EXTRACTED TEXT:
=====
And… well, I was underwhelmed. Neither my husband nor I wanted to admit it at first. I politely tried to laugh, or at least seem engaged, as episodes passed that didn’t compel a real chuckle or even a moment that felt particularly entertaining. The folksy humor didn’t land anymore. After the Christmas special, which I found maddeningly saccharine, plotless, and free of logic (where in her car does Rebecca store her giant bags of gifts? Why do all the players suddenly decide to go to the Higginses’ party this year, when usually they don’t? Is knocking on rich people’s doors to find a dentist really a good enough joke to drive a whole B plot?), I finally admitted to it: I was disappointed with the lack of conflict, the flaccidity of the humor, the way in which plot threads were dropped as if nothing that happened actually had stakes. No big deal. I’d keep watching for now. Maybe some of those threads would get picked back up, though I’d still take serious issue with the pacing.
Then the Twitter discourse exploded like a dying star. Some of the reviews were (mildly) critical, like Doreen St. Felix’s thoughtful review in the New Yorker, “Ted Lasso Can’t Save Us” (which was, if anything, even more critical of the first season). Others were harsher, like Jack Hamilton’s Gawker piece, “‘Ted Lasso’ Is The Perfect Show If You Hate Laughing.” By the time Daily Show producer Daniel Radosh tweeted a (mostly quite reasonable and measured!) thread breaking down the ways in which season two simply wasn’t gelling for him, “Ted Lasso” stans and detractors were primed to lose their minds.
=====
OBJECTIVES:
A - In the Ted Lasso text, who wrote the New Yorker review titled "Ted Lasso Can't Save Us"?
B - Translate this sentence from the Ted Lasso text into Spanish: "Then the Twitter discourse exploded like a dying star."
C - Reproduce the Ted Lasso text verbatim between "Then the Twitter" and "lose their minds.", inclusive.
=====
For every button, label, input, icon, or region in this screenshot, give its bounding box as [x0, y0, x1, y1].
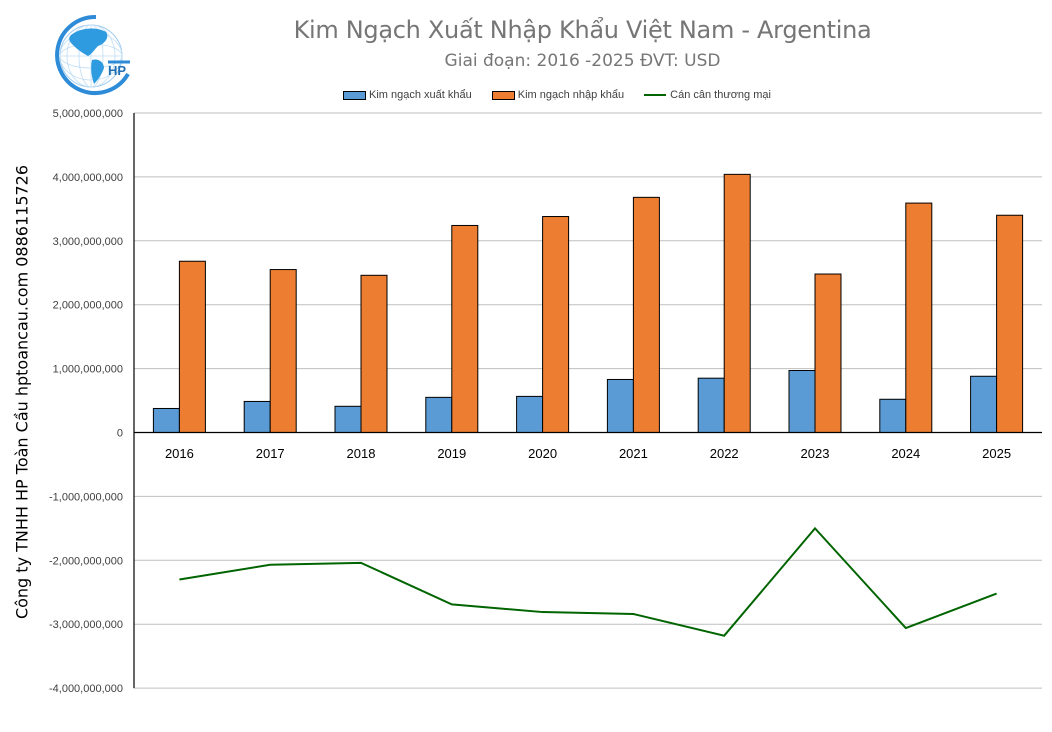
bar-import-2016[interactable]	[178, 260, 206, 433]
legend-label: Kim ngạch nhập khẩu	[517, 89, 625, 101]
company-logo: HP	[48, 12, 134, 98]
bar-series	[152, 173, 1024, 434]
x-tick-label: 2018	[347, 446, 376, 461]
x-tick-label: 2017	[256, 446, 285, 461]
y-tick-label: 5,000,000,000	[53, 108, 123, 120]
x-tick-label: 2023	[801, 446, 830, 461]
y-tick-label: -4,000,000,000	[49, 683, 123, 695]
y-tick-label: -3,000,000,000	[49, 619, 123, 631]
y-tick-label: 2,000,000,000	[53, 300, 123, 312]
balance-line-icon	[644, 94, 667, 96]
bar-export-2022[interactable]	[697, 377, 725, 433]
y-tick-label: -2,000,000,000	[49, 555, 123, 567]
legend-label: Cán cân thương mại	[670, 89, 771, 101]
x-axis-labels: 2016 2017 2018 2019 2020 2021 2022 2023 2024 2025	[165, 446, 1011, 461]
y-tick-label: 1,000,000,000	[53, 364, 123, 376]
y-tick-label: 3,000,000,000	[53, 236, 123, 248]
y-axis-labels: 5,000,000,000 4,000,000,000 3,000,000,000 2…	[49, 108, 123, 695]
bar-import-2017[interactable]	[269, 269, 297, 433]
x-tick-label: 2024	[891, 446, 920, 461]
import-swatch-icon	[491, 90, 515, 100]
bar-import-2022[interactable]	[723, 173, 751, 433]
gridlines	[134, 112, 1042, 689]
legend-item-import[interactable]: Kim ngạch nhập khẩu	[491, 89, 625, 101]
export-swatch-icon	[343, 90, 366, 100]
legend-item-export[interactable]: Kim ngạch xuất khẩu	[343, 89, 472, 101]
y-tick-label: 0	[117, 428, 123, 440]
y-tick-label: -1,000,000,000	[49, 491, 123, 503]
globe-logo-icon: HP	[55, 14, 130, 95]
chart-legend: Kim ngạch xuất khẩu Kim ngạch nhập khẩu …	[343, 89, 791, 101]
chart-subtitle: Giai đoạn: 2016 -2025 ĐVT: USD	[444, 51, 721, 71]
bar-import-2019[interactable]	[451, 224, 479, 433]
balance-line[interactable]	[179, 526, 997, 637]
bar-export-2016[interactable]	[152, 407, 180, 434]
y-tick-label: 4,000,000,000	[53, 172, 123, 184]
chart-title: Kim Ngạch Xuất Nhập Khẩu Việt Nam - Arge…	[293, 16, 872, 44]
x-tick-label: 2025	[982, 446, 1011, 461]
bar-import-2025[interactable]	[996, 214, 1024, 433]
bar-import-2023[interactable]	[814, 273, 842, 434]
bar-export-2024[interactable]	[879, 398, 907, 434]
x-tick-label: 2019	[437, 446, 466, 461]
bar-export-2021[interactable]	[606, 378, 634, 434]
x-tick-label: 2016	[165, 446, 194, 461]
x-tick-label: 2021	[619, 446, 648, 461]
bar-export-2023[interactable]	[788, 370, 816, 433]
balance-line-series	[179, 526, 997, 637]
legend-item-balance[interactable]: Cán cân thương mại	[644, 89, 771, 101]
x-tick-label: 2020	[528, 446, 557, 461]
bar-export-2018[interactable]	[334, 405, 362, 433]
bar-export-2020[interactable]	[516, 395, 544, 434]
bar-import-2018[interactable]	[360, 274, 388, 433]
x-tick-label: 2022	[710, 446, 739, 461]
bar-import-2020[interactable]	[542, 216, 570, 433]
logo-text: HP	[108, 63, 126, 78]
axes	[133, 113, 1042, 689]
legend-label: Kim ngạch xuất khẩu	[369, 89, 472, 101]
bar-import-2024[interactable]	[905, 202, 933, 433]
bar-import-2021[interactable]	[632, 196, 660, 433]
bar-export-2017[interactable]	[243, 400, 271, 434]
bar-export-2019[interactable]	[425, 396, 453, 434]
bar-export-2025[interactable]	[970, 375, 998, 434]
=====
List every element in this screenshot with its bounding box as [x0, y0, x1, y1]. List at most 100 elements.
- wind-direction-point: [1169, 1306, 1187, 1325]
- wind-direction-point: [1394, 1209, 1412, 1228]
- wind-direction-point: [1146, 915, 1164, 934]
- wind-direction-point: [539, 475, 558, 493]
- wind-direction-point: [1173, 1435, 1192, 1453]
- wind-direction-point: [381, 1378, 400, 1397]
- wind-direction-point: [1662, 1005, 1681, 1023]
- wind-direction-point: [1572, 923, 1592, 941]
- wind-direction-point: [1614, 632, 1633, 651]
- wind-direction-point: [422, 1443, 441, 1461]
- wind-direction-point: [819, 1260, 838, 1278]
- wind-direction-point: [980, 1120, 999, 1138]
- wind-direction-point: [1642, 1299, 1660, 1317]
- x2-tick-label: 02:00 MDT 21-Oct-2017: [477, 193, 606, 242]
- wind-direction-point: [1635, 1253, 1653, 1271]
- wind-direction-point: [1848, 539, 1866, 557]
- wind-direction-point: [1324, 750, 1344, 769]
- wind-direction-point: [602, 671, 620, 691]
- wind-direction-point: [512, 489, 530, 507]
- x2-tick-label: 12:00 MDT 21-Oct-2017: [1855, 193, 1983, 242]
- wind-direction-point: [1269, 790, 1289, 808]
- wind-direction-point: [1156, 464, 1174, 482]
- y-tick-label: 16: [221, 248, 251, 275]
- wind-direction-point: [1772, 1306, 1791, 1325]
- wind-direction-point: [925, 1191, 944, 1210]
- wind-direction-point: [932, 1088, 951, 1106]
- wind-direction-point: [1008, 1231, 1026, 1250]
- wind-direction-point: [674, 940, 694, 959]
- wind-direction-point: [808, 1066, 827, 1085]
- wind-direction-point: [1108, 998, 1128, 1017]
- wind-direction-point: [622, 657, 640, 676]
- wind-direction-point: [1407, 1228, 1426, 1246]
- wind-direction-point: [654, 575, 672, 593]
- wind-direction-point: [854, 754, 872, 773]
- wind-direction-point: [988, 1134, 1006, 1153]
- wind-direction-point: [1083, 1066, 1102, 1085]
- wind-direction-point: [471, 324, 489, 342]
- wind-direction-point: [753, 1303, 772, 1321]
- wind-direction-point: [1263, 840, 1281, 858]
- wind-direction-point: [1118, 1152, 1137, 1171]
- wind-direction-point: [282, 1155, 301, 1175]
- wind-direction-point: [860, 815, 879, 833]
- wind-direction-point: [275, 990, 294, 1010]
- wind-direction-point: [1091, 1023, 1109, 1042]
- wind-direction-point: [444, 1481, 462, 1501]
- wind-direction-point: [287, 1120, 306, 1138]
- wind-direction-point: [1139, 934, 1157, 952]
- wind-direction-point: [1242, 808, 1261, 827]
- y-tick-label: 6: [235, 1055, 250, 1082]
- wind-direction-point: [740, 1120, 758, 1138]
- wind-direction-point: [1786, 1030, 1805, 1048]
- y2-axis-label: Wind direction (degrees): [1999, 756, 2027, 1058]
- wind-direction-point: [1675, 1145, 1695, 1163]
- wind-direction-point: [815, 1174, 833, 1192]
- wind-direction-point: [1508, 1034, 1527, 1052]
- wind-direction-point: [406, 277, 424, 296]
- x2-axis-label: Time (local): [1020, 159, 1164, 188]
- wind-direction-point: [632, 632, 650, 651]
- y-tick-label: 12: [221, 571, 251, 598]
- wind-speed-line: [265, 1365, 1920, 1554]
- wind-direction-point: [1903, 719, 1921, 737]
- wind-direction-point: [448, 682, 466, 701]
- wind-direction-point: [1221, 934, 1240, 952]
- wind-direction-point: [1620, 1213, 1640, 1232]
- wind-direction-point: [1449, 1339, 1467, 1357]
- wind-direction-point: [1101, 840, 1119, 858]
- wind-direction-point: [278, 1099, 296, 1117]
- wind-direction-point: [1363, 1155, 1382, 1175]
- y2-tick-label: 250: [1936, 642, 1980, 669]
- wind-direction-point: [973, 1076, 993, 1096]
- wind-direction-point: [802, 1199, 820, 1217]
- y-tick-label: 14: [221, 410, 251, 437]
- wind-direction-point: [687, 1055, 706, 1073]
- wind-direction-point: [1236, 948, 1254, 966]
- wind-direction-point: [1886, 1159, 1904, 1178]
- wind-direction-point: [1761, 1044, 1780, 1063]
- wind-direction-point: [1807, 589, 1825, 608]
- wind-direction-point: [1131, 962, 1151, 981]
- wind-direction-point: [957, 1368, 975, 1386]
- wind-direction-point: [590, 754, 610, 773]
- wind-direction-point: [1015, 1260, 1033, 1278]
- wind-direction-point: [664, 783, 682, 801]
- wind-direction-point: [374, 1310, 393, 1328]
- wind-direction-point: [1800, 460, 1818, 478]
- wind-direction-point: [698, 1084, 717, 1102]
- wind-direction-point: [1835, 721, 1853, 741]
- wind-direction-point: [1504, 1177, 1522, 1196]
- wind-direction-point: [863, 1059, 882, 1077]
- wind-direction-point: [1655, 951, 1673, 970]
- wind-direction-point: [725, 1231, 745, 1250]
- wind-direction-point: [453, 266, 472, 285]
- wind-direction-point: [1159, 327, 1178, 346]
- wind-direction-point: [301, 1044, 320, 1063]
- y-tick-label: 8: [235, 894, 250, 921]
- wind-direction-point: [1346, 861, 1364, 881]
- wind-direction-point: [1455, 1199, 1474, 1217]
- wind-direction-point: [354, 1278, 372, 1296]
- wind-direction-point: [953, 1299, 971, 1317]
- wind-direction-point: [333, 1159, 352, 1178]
=====
TASK RESPONSES:
A - Doreen St. Felix

B - Entonces el debate en Twitter estalló como una estrella moribunda.

C -
Then the Twitter discourse exploded like a dying star. Some of the reviews were (mildly) critical, like Doreen St. Felix’s thoughtful review in the New Yorker, “Ted Lasso Can’t Save Us” (which was, if anything, even more critical of the first season). Others were harsher, like Jack Hamilton’s Gawker piece, “‘Ted Lasso’ Is The Perfect Show If You Hate Laughing.” By the time Daily Show producer Daniel Radosh tweeted a (mostly quite reasonable and measured!) thread breaking down the ways in which season two simply wasn’t gelling for him, “Ted Lasso” stans and detractors were primed to lose their minds.